* **TASK**: Tell how many lines carry the word "regular"; the reply is the number and nothing else.

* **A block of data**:
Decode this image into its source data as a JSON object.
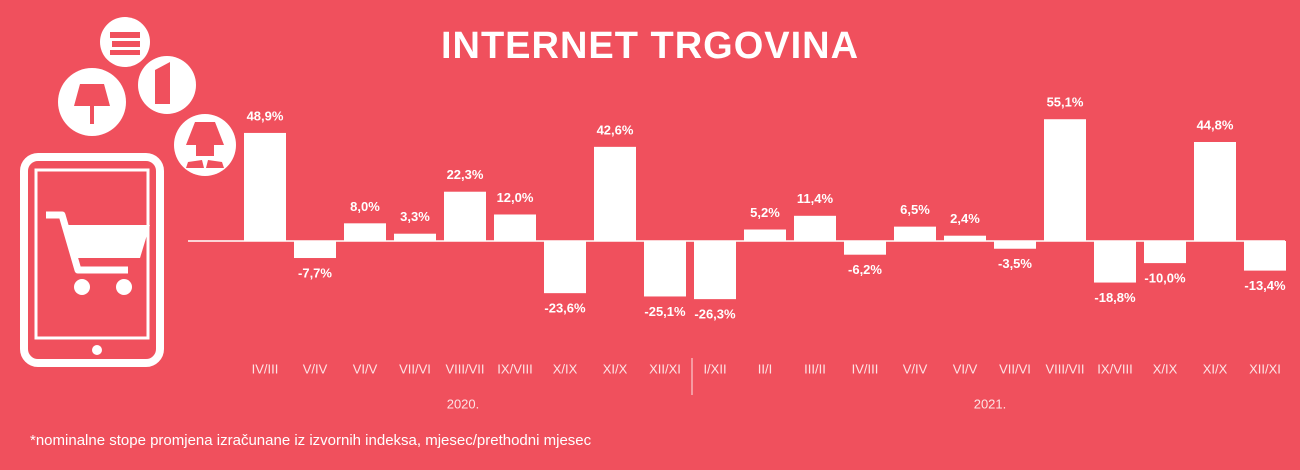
{
  "chart_data": {
    "type": "bar",
    "title": "INTERNET  TRGOVINA",
    "categories": [
      "IV/III",
      "V/IV",
      "VI/V",
      "VII/VI",
      "VIII/VII",
      "IX/VIII",
      "X/IX",
      "XI/X",
      "XII/XI",
      "I/XII",
      "II/I",
      "III/II",
      "IV/III",
      "V/IV",
      "VI/V",
      "VII/VI",
      "VIII/VII",
      "IX/VIII",
      "X/IX",
      "XI/X",
      "XII/XI"
    ],
    "series": [
      {
        "color": "#ffffff",
        "values": [
          48.9,
          -7.7,
          8.0,
          3.3,
          22.3,
          12.0,
          -23.6,
          42.6,
          -25.1,
          -26.3,
          5.2,
          11.4,
          -6.2,
          6.5,
          2.4,
          -3.5,
          55.1,
          -18.8,
          -10.0,
          44.8,
          -13.4
        ],
        "value_labels": [
          "48,9%",
          "-7,7%",
          "8,0%",
          "3,3%",
          "22,3%",
          "12,0%",
          "-23,6%",
          "42,6%",
          "-25,1%",
          "-26,3%",
          "5,2%",
          "11,4%",
          "-6,2%",
          "6,5%",
          "2,4%",
          "-3,5%",
          "55,1%",
          "-18,8%",
          "-10,0%",
          "44,8%",
          "-13,4%"
        ]
      }
    ],
    "years": [
      "2020.",
      "2021."
    ],
    "footnote": "*nominalne stope promjena izračunane iz izvornih indeksa, mjesec/prethodni mjesec"
  }
}
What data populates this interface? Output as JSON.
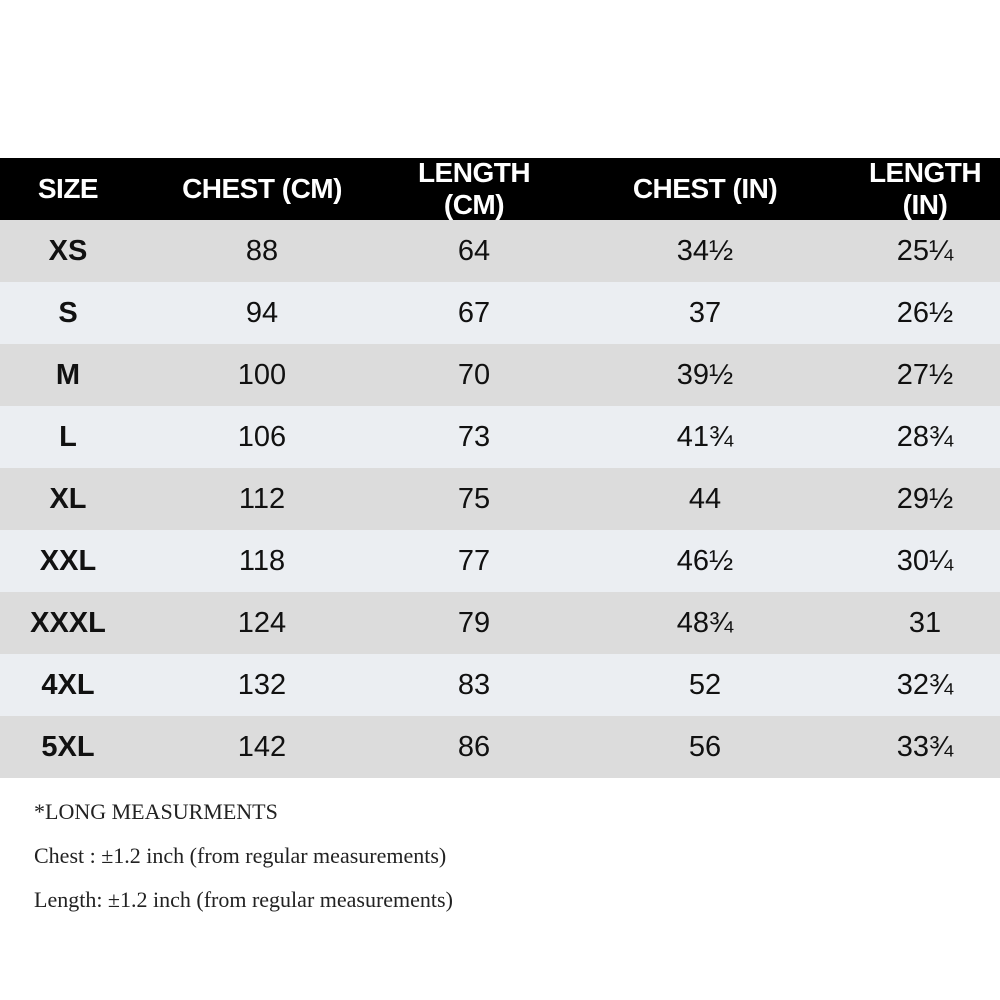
{
  "table": {
    "header": [
      "SIZE",
      "CHEST (CM)",
      "LENGTH (CM)",
      "CHEST (IN)",
      "LENGTH (IN)"
    ],
    "rows": [
      [
        "XS",
        "88",
        "64",
        "34½",
        "25¼"
      ],
      [
        "S",
        "94",
        "67",
        "37",
        "26½"
      ],
      [
        "M",
        "100",
        "70",
        "39½",
        "27½"
      ],
      [
        "L",
        "106",
        "73",
        "41¾",
        "28¾"
      ],
      [
        "XL",
        "112",
        "75",
        "44",
        "29½"
      ],
      [
        "XXL",
        "118",
        "77",
        "46½",
        "30¼"
      ],
      [
        "XXXL",
        "124",
        "79",
        "48¾",
        "31"
      ],
      [
        "4XL",
        "132",
        "83",
        "52",
        "32¾"
      ],
      [
        "5XL",
        "142",
        "86",
        "56",
        "33¾"
      ]
    ]
  },
  "notes": [
    "*LONG MEASURMENTS",
    "Chest : ±1.2 inch (from regular measurements)",
    "Length: ±1.2 inch (from regular measurements)"
  ]
}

* **RESULT FOR THIS EXERCISE**: 2